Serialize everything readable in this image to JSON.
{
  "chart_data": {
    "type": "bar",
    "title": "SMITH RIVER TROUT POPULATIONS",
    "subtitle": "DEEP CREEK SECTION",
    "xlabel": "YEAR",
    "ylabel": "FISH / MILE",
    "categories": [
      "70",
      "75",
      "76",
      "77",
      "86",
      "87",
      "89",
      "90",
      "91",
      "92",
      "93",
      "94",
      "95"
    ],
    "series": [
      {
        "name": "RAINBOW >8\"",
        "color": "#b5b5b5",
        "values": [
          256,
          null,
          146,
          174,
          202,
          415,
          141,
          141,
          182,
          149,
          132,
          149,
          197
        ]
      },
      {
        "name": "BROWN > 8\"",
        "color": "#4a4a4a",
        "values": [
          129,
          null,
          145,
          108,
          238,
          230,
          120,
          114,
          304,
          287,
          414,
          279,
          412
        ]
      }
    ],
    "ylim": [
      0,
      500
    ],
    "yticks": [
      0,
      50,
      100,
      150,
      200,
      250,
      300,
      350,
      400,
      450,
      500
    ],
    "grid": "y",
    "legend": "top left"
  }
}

* _AIM OF THE EXERCISE_:
Repeat every line of the material exactly as given.

* _EXERCISE RESULT_:
Serialize everything readable in this image to JSON.
{
  "chart_data": {
    "type": "bar",
    "title": "SMITH RIVER TROUT POPULATIONS",
    "subtitle": "DEEP CREEK SECTION",
    "xlabel": "YEAR",
    "ylabel": "FISH / MILE",
    "categories": [
      "70",
      "75",
      "76",
      "77",
      "86",
      "87",
      "89",
      "90",
      "91",
      "92",
      "93",
      "94",
      "95"
    ],
    "series": [
      {
        "name": "RAINBOW >8\"",
        "color": "#b5b5b5",
        "values": [
          256,
          null,
          146,
          174,
          202,
          415,
          141,
          141,
          182,
          149,
          132,
          149,
          197
        ]
      },
      {
        "name": "BROWN > 8\"",
        "color": "#4a4a4a",
        "values": [
          129,
          null,
          145,
          108,
          238,
          230,
          120,
          114,
          304,
          287,
          414,
          279,
          412
        ]
      }
    ],
    "ylim": [
      0,
      500
    ],
    "yticks": [
      0,
      50,
      100,
      150,
      200,
      250,
      300,
      350,
      400,
      450,
      500
    ],
    "grid": "y",
    "legend": "top left"
  }
}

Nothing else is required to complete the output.